• PROBLEM DETAILS: Your task is to give the listing below back word for word, pictures excluded.

• DATA SHOWN:

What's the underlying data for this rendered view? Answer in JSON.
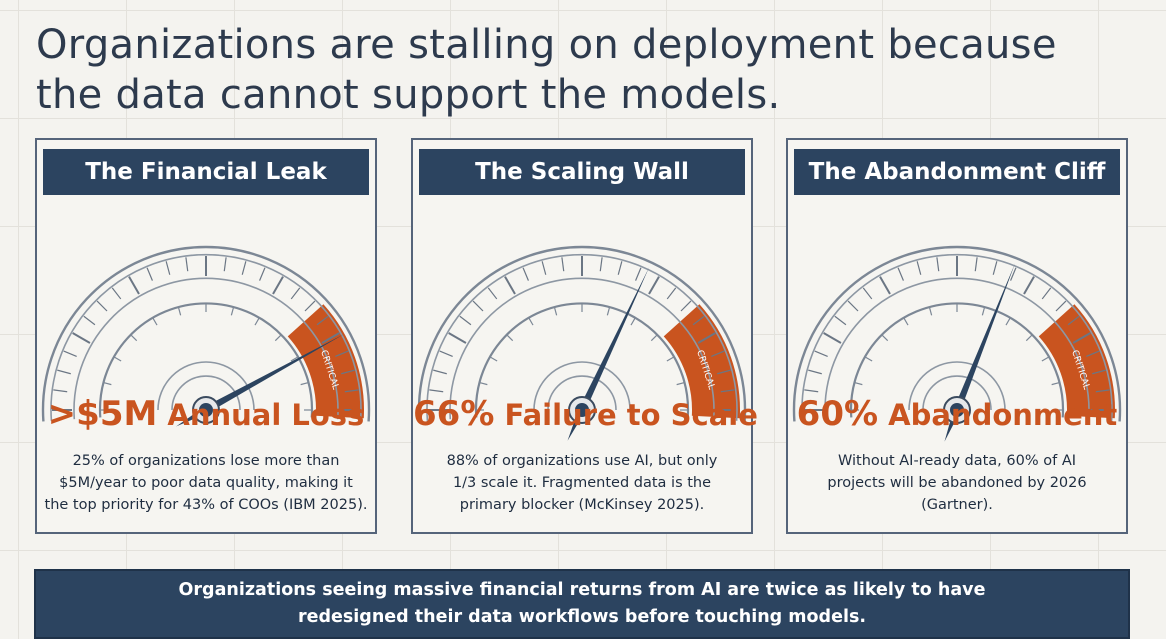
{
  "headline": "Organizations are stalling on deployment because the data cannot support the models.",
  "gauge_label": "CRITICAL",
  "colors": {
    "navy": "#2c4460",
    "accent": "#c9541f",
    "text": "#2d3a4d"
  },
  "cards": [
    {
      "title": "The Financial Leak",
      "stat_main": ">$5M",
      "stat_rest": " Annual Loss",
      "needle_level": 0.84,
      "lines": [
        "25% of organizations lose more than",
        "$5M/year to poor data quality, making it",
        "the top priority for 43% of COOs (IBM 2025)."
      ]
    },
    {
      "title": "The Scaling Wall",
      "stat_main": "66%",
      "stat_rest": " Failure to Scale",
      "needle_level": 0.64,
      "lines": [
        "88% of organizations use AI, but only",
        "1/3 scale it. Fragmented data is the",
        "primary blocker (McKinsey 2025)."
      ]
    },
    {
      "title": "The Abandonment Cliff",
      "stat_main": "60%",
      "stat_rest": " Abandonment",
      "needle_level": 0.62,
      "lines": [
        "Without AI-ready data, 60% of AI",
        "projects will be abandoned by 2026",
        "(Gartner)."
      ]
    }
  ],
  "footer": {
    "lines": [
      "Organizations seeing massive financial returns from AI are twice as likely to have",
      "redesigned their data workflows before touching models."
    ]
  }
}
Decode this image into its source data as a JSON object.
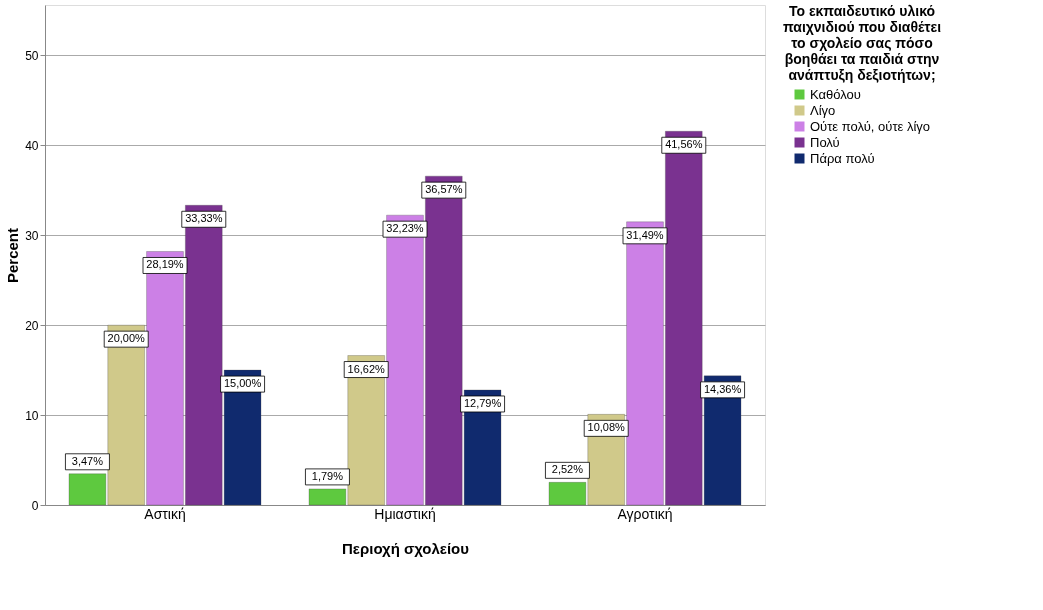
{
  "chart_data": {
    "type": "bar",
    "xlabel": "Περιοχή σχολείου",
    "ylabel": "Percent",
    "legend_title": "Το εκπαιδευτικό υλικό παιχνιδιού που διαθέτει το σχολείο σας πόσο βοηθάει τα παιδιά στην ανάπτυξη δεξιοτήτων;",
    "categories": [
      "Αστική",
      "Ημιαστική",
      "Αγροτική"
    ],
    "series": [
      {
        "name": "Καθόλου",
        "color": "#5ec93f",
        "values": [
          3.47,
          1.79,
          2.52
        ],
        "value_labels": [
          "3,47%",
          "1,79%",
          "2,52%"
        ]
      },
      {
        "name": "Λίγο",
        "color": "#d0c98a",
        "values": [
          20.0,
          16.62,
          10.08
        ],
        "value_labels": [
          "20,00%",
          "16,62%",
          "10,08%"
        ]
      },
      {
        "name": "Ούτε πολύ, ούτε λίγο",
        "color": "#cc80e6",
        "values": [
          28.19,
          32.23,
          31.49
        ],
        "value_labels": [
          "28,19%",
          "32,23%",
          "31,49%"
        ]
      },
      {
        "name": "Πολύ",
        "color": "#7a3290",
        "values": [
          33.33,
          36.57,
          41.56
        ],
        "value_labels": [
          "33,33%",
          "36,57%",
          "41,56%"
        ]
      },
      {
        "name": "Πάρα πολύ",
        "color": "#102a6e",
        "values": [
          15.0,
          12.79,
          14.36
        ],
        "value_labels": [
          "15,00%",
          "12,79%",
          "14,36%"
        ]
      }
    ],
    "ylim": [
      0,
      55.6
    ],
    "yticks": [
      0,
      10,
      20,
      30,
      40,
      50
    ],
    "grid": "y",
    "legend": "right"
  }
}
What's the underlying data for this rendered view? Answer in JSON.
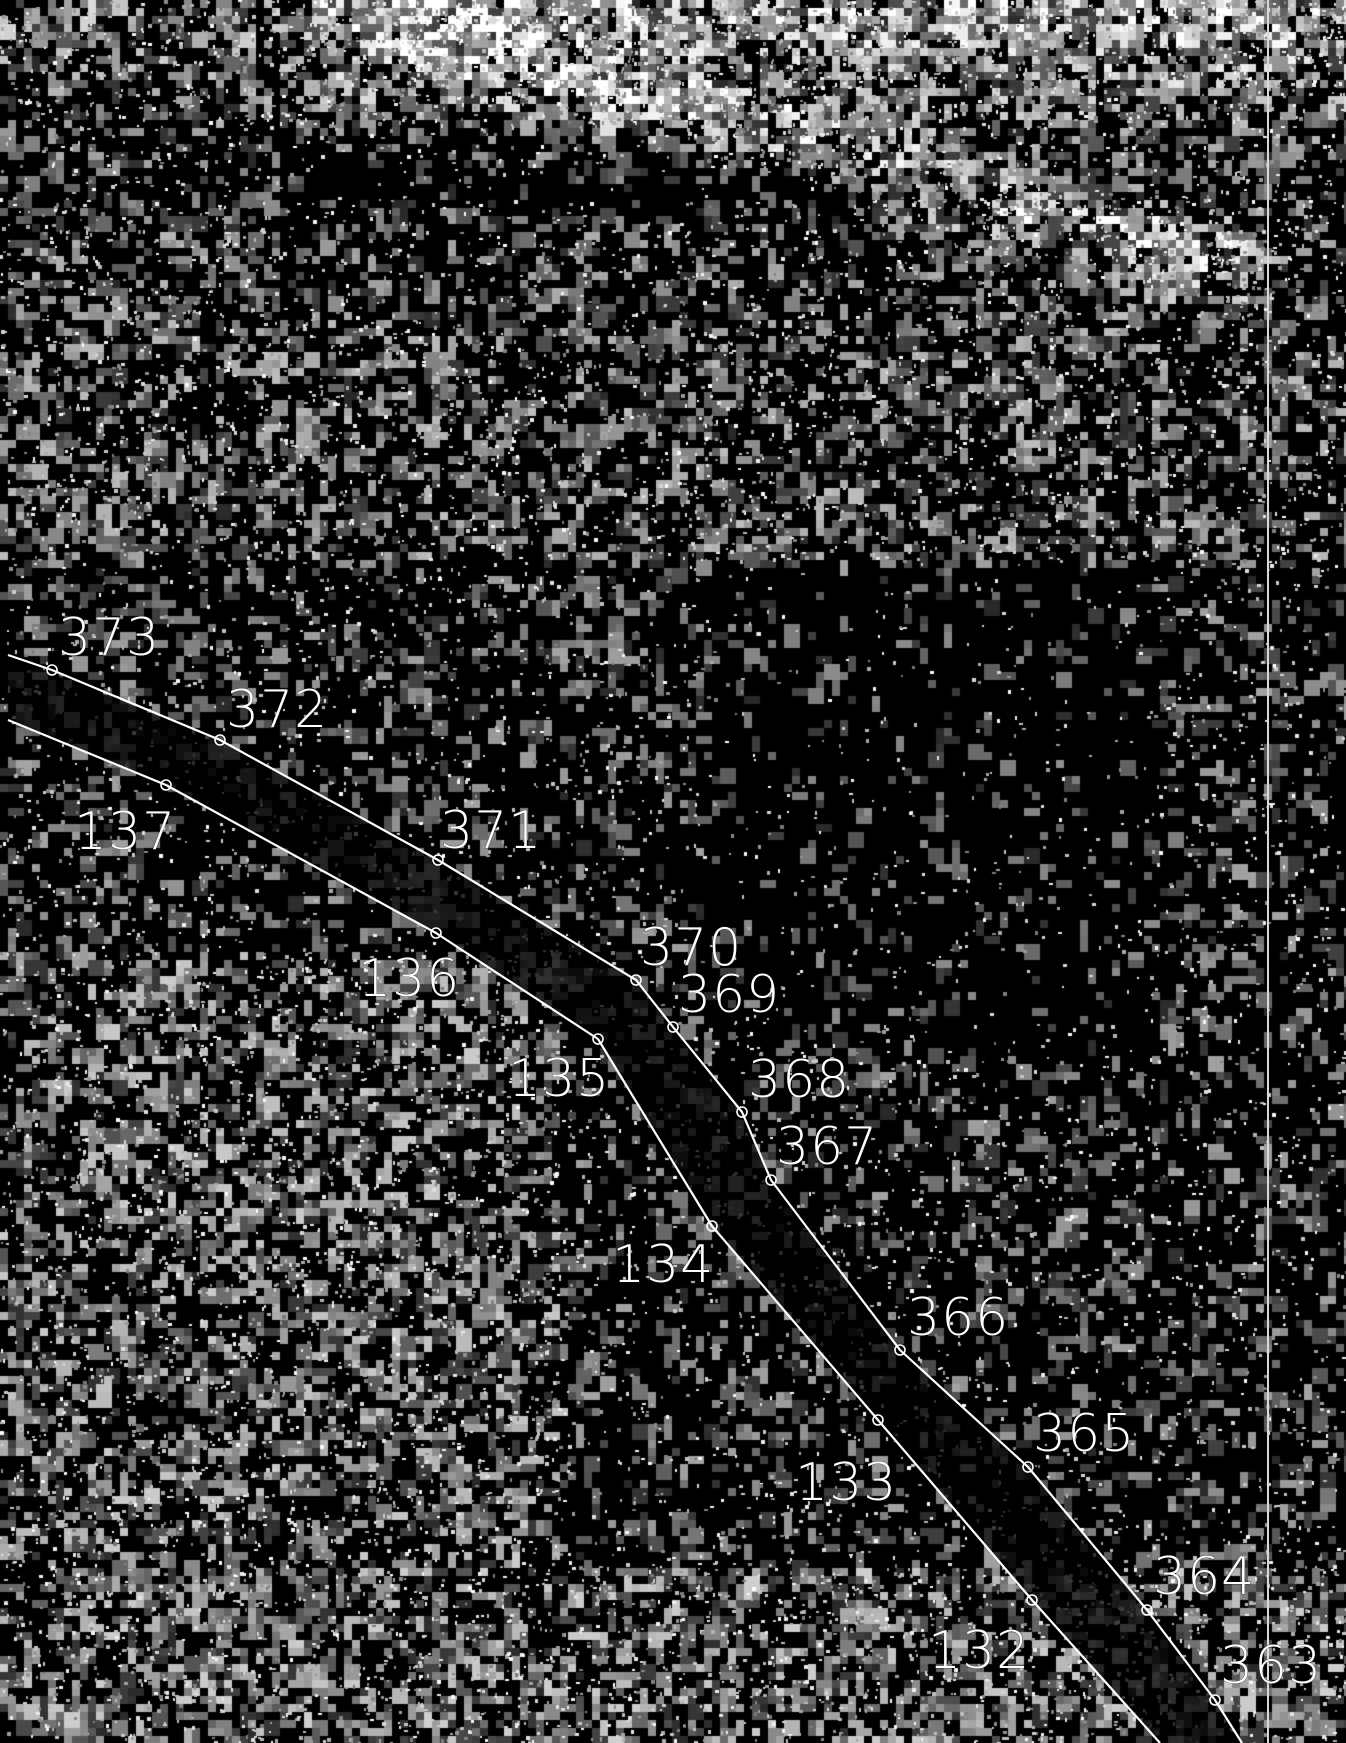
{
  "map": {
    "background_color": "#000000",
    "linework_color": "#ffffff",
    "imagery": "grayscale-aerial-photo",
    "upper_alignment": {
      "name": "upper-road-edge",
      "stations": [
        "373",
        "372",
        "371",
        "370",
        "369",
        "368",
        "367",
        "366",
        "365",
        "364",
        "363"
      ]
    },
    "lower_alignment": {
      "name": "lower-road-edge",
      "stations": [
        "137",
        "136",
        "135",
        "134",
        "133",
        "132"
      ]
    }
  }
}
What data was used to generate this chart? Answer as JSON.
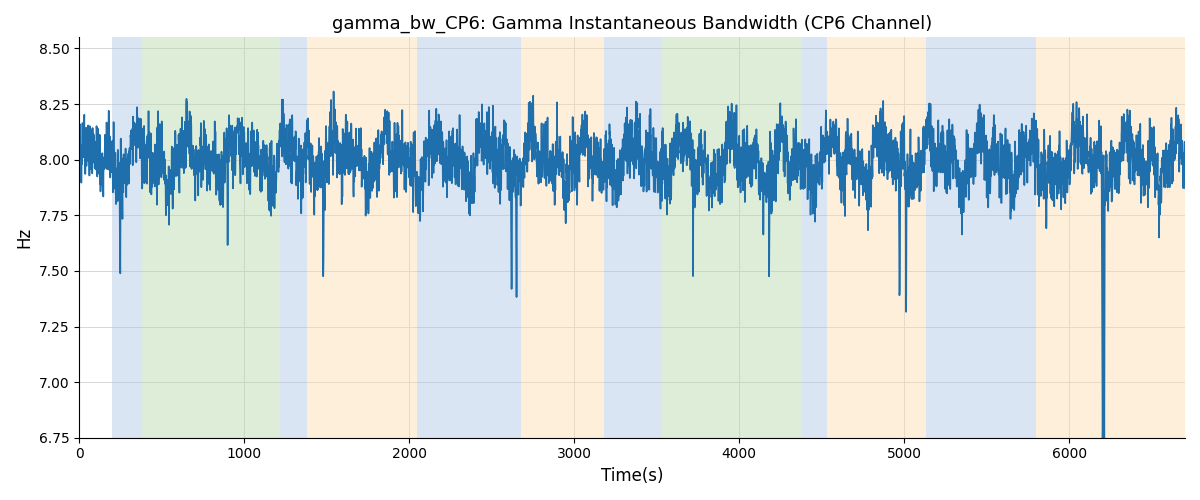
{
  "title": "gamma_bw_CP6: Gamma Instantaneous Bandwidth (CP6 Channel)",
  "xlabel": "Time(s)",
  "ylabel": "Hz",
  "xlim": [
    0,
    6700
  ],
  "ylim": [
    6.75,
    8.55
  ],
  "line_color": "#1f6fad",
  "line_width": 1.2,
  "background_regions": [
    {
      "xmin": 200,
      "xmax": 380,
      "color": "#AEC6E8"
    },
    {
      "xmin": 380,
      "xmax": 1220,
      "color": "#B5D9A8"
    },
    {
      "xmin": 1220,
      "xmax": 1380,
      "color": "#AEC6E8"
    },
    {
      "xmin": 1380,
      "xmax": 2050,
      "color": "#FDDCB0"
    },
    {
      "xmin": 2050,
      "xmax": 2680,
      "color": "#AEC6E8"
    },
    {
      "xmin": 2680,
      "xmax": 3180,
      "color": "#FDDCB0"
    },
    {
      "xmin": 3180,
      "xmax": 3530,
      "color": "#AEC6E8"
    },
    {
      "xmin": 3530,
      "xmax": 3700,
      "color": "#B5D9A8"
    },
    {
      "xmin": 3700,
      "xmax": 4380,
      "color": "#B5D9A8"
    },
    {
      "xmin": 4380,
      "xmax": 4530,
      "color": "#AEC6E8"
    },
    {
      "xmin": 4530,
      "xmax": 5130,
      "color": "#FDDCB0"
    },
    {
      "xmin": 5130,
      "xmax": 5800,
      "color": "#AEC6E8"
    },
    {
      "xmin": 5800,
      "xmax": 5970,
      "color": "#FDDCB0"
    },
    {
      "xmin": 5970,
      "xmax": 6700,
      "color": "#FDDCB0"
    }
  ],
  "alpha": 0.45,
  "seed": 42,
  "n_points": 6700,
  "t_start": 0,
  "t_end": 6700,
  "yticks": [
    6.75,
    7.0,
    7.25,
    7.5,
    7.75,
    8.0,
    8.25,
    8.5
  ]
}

• OUTPUT:
What's the underlying data for this rendered view? Answer in JSON.
{
  "headline": "Organizations are stalling on deployment because the data cannot support the models.",
  "gauge_label": "CRITICAL",
  "colors": {
    "navy": "#2c4460",
    "accent": "#c9541f",
    "text": "#2d3a4d"
  },
  "cards": [
    {
      "title": "The Financial Leak",
      "stat_main": ">$5M",
      "stat_rest": " Annual Loss",
      "needle_level": 0.84,
      "lines": [
        "25% of organizations lose more than",
        "$5M/year to poor data quality, making it",
        "the top priority for 43% of COOs (IBM 2025)."
      ]
    },
    {
      "title": "The Scaling Wall",
      "stat_main": "66%",
      "stat_rest": " Failure to Scale",
      "needle_level": 0.64,
      "lines": [
        "88% of organizations use AI, but only",
        "1/3 scale it. Fragmented data is the",
        "primary blocker (McKinsey 2025)."
      ]
    },
    {
      "title": "The Abandonment Cliff",
      "stat_main": "60%",
      "stat_rest": " Abandonment",
      "needle_level": 0.62,
      "lines": [
        "Without AI-ready data, 60% of AI",
        "projects will be abandoned by 2026",
        "(Gartner)."
      ]
    }
  ],
  "footer": {
    "lines": [
      "Organizations seeing massive financial returns from AI are twice as likely to have",
      "redesigned their data workflows before touching models."
    ]
  }
}
Decode this image into its source data as a JSON object.
{
  "chart_data": {
    "type": "bar",
    "xlabel": "Περιοχή σχολείου",
    "ylabel": "Percent",
    "legend_title": "Το εκπαιδευτικό υλικό παιχνιδιού που διαθέτει το σχολείο σας πόσο βοηθάει τα παιδιά στην ανάπτυξη δεξιοτήτων;",
    "categories": [
      "Αστική",
      "Ημιαστική",
      "Αγροτική"
    ],
    "series": [
      {
        "name": "Καθόλου",
        "color": "#5ec93f",
        "values": [
          3.47,
          1.79,
          2.52
        ],
        "value_labels": [
          "3,47%",
          "1,79%",
          "2,52%"
        ]
      },
      {
        "name": "Λίγο",
        "color": "#d0c98a",
        "values": [
          20.0,
          16.62,
          10.08
        ],
        "value_labels": [
          "20,00%",
          "16,62%",
          "10,08%"
        ]
      },
      {
        "name": "Ούτε πολύ, ούτε λίγο",
        "color": "#cc80e6",
        "values": [
          28.19,
          32.23,
          31.49
        ],
        "value_labels": [
          "28,19%",
          "32,23%",
          "31,49%"
        ]
      },
      {
        "name": "Πολύ",
        "color": "#7a3290",
        "values": [
          33.33,
          36.57,
          41.56
        ],
        "value_labels": [
          "33,33%",
          "36,57%",
          "41,56%"
        ]
      },
      {
        "name": "Πάρα πολύ",
        "color": "#102a6e",
        "values": [
          15.0,
          12.79,
          14.36
        ],
        "value_labels": [
          "15,00%",
          "12,79%",
          "14,36%"
        ]
      }
    ],
    "ylim": [
      0,
      55.6
    ],
    "yticks": [
      0,
      10,
      20,
      30,
      40,
      50
    ],
    "grid": "y",
    "legend": "right"
  }
}
What's the underlying data for this rendered view? Answer in JSON.
{
  "map": {
    "background_color": "#000000",
    "linework_color": "#ffffff",
    "imagery": "grayscale-aerial-photo",
    "upper_alignment": {
      "name": "upper-road-edge",
      "stations": [
        "373",
        "372",
        "371",
        "370",
        "369",
        "368",
        "367",
        "366",
        "365",
        "364",
        "363"
      ]
    },
    "lower_alignment": {
      "name": "lower-road-edge",
      "stations": [
        "137",
        "136",
        "135",
        "134",
        "133",
        "132"
      ]
    }
  }
}
What data was used to generate this chart? Answer as JSON.
{
  "title": "gamma_bw_CP6: Gamma Instantaneous Bandwidth (CP6 Channel)",
  "xlabel": "Time(s)",
  "ylabel": "Hz",
  "xlim": [
    0,
    6700
  ],
  "ylim": [
    6.75,
    8.55
  ],
  "line_color": "#1f6fad",
  "line_width": 1.2,
  "background_regions": [
    {
      "xmin": 200,
      "xmax": 380,
      "color": "#AEC6E8"
    },
    {
      "xmin": 380,
      "xmax": 1220,
      "color": "#B5D9A8"
    },
    {
      "xmin": 1220,
      "xmax": 1380,
      "color": "#AEC6E8"
    },
    {
      "xmin": 1380,
      "xmax": 2050,
      "color": "#FDDCB0"
    },
    {
      "xmin": 2050,
      "xmax": 2680,
      "color": "#AEC6E8"
    },
    {
      "xmin": 2680,
      "xmax": 3180,
      "color": "#FDDCB0"
    },
    {
      "xmin": 3180,
      "xmax": 3530,
      "color": "#AEC6E8"
    },
    {
      "xmin": 3530,
      "xmax": 3700,
      "color": "#B5D9A8"
    },
    {
      "xmin": 3700,
      "xmax": 4380,
      "color": "#B5D9A8"
    },
    {
      "xmin": 4380,
      "xmax": 4530,
      "color": "#AEC6E8"
    },
    {
      "xmin": 4530,
      "xmax": 5130,
      "color": "#FDDCB0"
    },
    {
      "xmin": 5130,
      "xmax": 5800,
      "color": "#AEC6E8"
    },
    {
      "xmin": 5800,
      "xmax": 5970,
      "color": "#FDDCB0"
    },
    {
      "xmin": 5970,
      "xmax": 6700,
      "color": "#FDDCB0"
    }
  ],
  "alpha": 0.45,
  "seed": 42,
  "n_points": 6700,
  "t_start": 0,
  "t_end": 6700,
  "yticks": [
    6.75,
    7.0,
    7.25,
    7.5,
    7.75,
    8.0,
    8.25,
    8.5
  ]
}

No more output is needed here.